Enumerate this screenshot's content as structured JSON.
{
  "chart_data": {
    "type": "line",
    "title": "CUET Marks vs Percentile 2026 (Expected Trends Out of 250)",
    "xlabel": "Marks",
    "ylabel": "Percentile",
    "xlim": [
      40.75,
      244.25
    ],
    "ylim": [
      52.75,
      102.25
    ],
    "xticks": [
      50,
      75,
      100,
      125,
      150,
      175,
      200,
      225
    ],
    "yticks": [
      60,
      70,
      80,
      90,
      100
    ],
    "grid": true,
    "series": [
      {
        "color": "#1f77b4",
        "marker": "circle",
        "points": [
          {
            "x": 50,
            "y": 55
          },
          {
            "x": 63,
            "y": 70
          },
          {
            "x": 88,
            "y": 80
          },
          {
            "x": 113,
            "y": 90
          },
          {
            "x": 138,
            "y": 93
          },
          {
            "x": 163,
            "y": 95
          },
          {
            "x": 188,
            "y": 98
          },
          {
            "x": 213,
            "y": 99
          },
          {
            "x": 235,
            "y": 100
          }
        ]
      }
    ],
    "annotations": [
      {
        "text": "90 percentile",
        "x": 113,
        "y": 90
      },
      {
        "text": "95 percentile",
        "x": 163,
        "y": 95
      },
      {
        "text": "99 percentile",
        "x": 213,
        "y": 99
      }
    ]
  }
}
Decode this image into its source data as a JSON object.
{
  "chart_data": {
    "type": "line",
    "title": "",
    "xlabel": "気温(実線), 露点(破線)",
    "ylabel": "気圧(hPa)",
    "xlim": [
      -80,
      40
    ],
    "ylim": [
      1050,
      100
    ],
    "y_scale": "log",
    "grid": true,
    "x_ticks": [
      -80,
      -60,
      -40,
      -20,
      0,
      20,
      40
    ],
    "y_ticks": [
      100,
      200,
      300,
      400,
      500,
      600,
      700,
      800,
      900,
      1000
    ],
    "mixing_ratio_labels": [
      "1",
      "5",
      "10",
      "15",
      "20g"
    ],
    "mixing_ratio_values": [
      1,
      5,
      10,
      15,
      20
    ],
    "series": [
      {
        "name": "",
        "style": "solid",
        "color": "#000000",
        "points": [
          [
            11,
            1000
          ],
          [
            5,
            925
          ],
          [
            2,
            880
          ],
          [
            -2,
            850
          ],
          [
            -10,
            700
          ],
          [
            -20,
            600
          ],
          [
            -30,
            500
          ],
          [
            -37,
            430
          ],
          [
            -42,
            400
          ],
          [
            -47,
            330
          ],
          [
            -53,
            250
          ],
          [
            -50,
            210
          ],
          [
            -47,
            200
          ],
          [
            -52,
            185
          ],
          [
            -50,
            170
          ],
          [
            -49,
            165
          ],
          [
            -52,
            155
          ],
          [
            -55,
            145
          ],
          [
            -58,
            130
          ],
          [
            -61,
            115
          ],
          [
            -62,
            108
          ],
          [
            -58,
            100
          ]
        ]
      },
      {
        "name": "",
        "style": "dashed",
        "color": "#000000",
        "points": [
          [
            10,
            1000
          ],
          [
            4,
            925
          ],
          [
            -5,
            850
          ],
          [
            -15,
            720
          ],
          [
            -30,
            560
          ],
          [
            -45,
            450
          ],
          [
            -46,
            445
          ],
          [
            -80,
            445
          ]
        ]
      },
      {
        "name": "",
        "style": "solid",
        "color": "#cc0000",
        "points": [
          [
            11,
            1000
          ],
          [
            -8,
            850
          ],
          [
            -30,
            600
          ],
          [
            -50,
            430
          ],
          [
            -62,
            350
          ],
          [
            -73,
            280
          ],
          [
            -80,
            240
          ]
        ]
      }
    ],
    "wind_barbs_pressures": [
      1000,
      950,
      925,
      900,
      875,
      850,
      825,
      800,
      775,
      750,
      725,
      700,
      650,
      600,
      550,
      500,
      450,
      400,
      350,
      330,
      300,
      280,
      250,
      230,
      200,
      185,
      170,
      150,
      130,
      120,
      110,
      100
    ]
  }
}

§

DIRECTION:
Set down the entries above again, word for word.

WRITTEN SOLUTION:
Enumerate this screenshot's content as structured JSON.
{
  "chart_data": {
    "type": "line",
    "title": "CUET Marks vs Percentile 2026 (Expected Trends Out of 250)",
    "xlabel": "Marks",
    "ylabel": "Percentile",
    "xlim": [
      40.75,
      244.25
    ],
    "ylim": [
      52.75,
      102.25
    ],
    "xticks": [
      50,
      75,
      100,
      125,
      150,
      175,
      200,
      225
    ],
    "yticks": [
      60,
      70,
      80,
      90,
      100
    ],
    "grid": true,
    "series": [
      {
        "color": "#1f77b4",
        "marker": "circle",
        "points": [
          {
            "x": 50,
            "y": 55
          },
          {
            "x": 63,
            "y": 70
          },
          {
            "x": 88,
            "y": 80
          },
          {
            "x": 113,
            "y": 90
          },
          {
            "x": 138,
            "y": 93
          },
          {
            "x": 163,
            "y": 95
          },
          {
            "x": 188,
            "y": 98
          },
          {
            "x": 213,
            "y": 99
          },
          {
            "x": 235,
            "y": 100
          }
        ]
      }
    ],
    "annotations": [
      {
        "text": "90 percentile",
        "x": 113,
        "y": 90
      },
      {
        "text": "95 percentile",
        "x": 163,
        "y": 95
      },
      {
        "text": "99 percentile",
        "x": 213,
        "y": 99
      }
    ]
  }
}
Decode this image into its source data as a JSON object.
{
  "chart_data": {
    "type": "line",
    "title": "",
    "xlabel": "気温(実線), 露点(破線)",
    "ylabel": "気圧(hPa)",
    "xlim": [
      -80,
      40
    ],
    "ylim": [
      1050,
      100
    ],
    "y_scale": "log",
    "grid": true,
    "x_ticks": [
      -80,
      -60,
      -40,
      -20,
      0,
      20,
      40
    ],
    "y_ticks": [
      100,
      200,
      300,
      400,
      500,
      600,
      700,
      800,
      900,
      1000
    ],
    "mixing_ratio_labels": [
      "1",
      "5",
      "10",
      "15",
      "20g"
    ],
    "mixing_ratio_values": [
      1,
      5,
      10,
      15,
      20
    ],
    "series": [
      {
        "name": "",
        "style": "solid",
        "color": "#000000",
        "points": [
          [
            11,
            1000
          ],
          [
            5,
            925
          ],
          [
            2,
            880
          ],
          [
            -2,
            850
          ],
          [
            -10,
            700
          ],
          [
            -20,
            600
          ],
          [
            -30,
            500
          ],
          [
            -37,
            430
          ],
          [
            -42,
            400
          ],
          [
            -47,
            330
          ],
          [
            -53,
            250
          ],
          [
            -50,
            210
          ],
          [
            -47,
            200
          ],
          [
            -52,
            185
          ],
          [
            -50,
            170
          ],
          [
            -49,
            165
          ],
          [
            -52,
            155
          ],
          [
            -55,
            145
          ],
          [
            -58,
            130
          ],
          [
            -61,
            115
          ],
          [
            -62,
            108
          ],
          [
            -58,
            100
          ]
        ]
      },
      {
        "name": "",
        "style": "dashed",
        "color": "#000000",
        "points": [
          [
            10,
            1000
          ],
          [
            4,
            925
          ],
          [
            -5,
            850
          ],
          [
            -15,
            720
          ],
          [
            -30,
            560
          ],
          [
            -45,
            450
          ],
          [
            -46,
            445
          ],
          [
            -80,
            445
          ]
        ]
      },
      {
        "name": "",
        "style": "solid",
        "color": "#cc0000",
        "points": [
          [
            11,
            1000
          ],
          [
            -8,
            850
          ],
          [
            -30,
            600
          ],
          [
            -50,
            430
          ],
          [
            -62,
            350
          ],
          [
            -73,
            280
          ],
          [
            -80,
            240
          ]
        ]
      }
    ],
    "wind_barbs_pressures": [
      1000,
      950,
      925,
      900,
      875,
      850,
      825,
      800,
      775,
      750,
      725,
      700,
      650,
      600,
      550,
      500,
      450,
      400,
      350,
      330,
      300,
      280,
      250,
      230,
      200,
      185,
      170,
      150,
      130,
      120,
      110,
      100
    ]
  }
}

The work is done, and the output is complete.